[STATED EXERCISE] Find every line in the records below that contains the word "image", and copy each such line.

[start of PROVIDED INFORMATION]

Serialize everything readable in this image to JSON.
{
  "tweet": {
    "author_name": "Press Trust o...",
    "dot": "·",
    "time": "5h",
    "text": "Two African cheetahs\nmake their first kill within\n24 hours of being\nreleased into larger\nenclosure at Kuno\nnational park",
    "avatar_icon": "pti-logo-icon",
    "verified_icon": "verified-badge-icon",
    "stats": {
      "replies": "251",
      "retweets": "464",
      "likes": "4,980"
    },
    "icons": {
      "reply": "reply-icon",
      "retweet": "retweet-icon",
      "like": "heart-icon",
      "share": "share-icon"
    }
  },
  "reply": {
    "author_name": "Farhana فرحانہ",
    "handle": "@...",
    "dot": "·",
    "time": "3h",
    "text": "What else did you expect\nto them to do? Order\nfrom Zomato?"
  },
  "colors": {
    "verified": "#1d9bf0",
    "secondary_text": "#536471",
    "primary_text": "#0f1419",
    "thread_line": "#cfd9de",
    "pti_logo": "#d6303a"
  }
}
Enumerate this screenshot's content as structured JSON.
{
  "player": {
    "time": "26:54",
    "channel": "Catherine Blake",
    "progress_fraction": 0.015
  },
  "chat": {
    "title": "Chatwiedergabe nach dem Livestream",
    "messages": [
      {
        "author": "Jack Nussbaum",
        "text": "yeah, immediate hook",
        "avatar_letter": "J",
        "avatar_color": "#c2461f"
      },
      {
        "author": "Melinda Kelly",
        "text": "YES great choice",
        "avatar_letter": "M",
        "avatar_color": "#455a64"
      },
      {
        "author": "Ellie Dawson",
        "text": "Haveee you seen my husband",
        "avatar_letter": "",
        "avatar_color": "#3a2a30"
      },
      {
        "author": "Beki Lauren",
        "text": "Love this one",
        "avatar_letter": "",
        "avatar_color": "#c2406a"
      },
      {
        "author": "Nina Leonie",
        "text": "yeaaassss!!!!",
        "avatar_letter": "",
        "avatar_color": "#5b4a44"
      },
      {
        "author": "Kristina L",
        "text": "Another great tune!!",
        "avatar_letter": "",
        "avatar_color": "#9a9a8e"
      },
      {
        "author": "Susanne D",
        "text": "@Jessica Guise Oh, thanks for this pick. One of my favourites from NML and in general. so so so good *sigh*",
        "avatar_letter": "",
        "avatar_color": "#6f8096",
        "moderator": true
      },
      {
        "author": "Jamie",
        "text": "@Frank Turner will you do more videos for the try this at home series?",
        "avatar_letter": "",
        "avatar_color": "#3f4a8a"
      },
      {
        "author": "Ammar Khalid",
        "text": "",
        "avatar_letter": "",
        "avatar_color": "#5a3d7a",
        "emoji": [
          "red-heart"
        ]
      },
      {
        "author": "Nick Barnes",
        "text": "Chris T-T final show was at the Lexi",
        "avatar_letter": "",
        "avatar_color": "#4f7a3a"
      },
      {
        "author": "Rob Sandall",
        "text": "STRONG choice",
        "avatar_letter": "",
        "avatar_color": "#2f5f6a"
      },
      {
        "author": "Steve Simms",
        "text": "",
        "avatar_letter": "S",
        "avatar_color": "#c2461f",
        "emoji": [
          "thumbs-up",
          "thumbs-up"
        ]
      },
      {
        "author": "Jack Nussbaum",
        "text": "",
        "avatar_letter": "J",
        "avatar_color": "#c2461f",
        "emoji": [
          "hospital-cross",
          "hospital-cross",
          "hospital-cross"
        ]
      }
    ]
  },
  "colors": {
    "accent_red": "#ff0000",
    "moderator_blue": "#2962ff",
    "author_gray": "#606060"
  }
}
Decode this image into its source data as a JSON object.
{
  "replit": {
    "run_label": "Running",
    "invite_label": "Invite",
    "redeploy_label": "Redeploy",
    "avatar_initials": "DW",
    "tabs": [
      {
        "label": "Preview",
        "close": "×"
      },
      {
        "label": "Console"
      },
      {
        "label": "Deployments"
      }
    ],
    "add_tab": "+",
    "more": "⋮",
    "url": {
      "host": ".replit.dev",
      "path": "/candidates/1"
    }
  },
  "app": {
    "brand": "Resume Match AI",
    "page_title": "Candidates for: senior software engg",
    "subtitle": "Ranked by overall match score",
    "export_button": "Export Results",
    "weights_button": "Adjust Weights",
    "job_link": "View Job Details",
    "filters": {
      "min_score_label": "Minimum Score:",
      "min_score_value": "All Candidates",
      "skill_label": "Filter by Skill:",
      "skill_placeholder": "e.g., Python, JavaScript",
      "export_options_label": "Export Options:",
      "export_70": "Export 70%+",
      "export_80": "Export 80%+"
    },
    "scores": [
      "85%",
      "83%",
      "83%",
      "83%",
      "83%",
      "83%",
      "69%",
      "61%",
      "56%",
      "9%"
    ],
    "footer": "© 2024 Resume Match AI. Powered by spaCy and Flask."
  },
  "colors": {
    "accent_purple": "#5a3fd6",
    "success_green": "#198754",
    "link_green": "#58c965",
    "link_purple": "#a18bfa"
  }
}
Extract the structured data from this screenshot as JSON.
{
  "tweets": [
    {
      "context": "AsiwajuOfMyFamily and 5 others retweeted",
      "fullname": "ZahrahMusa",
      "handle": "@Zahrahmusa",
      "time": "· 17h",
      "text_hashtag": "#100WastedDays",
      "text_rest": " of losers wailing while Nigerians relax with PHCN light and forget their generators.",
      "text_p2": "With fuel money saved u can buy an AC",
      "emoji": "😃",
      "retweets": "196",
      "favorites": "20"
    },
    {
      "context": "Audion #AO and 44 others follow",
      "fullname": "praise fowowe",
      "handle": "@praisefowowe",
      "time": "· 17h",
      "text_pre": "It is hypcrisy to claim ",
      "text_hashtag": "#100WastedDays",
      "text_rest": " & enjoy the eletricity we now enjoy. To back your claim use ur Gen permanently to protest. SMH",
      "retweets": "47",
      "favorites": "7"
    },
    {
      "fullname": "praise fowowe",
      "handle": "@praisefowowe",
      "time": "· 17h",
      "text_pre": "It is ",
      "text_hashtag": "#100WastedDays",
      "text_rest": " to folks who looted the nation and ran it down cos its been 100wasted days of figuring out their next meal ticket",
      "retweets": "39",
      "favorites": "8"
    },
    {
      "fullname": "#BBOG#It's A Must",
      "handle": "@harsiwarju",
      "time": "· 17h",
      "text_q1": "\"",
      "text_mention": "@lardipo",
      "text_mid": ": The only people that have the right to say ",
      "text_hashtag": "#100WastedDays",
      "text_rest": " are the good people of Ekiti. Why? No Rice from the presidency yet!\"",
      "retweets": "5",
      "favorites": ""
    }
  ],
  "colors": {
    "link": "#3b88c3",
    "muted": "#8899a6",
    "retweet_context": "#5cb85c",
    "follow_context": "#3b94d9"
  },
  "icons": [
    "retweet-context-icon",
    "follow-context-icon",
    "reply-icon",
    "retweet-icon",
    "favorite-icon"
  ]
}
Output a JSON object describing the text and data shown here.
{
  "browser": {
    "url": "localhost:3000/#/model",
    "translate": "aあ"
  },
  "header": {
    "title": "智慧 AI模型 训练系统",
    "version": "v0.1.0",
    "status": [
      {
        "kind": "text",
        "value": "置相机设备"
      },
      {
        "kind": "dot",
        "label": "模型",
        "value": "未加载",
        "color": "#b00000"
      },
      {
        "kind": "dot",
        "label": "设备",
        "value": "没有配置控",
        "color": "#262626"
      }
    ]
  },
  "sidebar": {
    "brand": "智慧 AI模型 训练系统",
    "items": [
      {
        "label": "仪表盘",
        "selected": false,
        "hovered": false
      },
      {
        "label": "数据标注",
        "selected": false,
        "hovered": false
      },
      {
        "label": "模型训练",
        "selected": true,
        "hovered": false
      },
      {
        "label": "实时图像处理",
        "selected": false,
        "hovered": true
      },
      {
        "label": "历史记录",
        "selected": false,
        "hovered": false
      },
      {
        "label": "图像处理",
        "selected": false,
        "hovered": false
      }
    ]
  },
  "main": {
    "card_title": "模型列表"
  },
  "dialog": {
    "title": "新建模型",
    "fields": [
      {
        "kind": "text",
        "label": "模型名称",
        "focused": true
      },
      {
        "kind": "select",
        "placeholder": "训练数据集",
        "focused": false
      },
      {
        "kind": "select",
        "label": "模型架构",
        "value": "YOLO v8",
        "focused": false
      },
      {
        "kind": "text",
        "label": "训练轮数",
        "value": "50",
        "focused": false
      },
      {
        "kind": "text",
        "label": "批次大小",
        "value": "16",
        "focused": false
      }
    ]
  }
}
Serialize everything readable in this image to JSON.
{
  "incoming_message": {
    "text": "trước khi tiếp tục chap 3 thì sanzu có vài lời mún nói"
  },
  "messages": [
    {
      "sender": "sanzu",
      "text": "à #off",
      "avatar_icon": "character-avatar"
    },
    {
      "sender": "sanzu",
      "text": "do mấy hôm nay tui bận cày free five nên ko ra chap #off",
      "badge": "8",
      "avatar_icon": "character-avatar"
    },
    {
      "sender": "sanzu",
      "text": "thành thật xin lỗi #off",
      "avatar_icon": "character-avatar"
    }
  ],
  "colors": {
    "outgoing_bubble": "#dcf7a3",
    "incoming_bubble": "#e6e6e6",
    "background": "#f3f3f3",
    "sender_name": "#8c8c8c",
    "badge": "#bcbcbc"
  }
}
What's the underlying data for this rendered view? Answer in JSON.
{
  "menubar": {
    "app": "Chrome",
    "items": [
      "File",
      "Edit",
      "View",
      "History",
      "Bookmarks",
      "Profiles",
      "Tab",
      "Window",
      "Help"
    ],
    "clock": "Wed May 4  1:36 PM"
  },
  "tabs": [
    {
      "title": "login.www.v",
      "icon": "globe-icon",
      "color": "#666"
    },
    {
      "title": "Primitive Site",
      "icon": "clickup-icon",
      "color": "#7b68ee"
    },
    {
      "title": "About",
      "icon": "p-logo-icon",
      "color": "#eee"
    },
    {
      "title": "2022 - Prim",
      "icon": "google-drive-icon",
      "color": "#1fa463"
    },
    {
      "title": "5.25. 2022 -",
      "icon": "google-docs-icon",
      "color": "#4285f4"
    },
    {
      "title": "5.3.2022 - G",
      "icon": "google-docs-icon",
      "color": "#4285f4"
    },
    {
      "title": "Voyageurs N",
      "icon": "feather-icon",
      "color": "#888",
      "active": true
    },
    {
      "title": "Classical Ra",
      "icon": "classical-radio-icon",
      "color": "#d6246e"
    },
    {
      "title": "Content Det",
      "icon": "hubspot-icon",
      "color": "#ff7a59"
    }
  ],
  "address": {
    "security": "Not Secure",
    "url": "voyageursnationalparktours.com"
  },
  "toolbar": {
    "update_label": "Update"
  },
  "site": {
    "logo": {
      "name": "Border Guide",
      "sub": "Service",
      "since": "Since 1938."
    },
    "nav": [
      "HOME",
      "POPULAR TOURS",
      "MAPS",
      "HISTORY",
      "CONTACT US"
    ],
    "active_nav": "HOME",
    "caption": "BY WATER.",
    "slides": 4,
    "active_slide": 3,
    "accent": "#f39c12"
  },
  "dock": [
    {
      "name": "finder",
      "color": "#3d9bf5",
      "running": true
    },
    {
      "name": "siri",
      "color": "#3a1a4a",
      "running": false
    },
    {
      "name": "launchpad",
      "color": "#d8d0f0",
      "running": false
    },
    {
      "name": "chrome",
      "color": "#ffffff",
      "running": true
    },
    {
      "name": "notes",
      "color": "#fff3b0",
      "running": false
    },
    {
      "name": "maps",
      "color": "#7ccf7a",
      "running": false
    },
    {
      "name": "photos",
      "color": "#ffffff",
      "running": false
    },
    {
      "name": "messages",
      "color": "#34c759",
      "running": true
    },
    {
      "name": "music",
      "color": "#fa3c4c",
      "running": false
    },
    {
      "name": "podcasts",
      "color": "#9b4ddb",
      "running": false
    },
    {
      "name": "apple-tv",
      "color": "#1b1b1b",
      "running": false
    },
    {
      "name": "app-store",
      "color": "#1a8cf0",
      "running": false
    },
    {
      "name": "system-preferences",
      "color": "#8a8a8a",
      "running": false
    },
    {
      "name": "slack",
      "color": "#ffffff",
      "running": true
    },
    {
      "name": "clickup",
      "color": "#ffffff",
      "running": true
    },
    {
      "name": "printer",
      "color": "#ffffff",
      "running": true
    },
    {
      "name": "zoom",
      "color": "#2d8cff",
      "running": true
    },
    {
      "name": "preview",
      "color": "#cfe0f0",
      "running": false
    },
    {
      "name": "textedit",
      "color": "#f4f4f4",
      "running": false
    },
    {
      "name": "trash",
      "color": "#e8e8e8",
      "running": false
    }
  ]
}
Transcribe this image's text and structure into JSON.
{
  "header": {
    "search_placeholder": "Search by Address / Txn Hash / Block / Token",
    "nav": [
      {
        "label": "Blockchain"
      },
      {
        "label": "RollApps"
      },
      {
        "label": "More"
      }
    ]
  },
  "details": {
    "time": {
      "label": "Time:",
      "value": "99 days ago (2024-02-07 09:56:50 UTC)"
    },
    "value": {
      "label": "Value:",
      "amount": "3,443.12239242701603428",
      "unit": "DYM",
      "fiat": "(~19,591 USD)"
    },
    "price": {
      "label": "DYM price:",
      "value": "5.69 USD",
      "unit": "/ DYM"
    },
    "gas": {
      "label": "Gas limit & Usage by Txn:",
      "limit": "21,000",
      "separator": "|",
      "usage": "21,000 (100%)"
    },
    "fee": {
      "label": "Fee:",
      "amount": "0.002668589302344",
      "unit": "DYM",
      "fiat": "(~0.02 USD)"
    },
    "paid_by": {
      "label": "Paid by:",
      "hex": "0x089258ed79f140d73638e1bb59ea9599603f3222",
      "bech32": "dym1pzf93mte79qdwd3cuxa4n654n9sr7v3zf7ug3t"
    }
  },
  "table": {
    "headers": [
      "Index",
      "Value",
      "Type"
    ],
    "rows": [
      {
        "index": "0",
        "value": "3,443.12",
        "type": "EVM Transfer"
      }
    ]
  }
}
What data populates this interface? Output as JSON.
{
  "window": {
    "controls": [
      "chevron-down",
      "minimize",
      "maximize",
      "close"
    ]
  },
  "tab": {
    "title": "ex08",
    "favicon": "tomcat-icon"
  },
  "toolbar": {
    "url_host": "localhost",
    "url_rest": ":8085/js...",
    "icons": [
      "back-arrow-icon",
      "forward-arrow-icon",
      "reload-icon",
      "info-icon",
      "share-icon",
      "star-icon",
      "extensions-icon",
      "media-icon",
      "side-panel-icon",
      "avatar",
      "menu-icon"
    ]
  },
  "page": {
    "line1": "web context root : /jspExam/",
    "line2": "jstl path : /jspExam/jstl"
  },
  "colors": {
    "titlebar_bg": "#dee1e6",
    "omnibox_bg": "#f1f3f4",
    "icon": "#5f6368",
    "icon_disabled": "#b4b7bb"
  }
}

[end of PROVIDED INFORMATION]

[ANSWER TO THIS PROBLEM]
Serialize everything readable in this image to JSON.
Decode this image into its source data as a JSON object.
Serialize everything readable in this image to JSON.
Transcribe this image's text and structure into JSON.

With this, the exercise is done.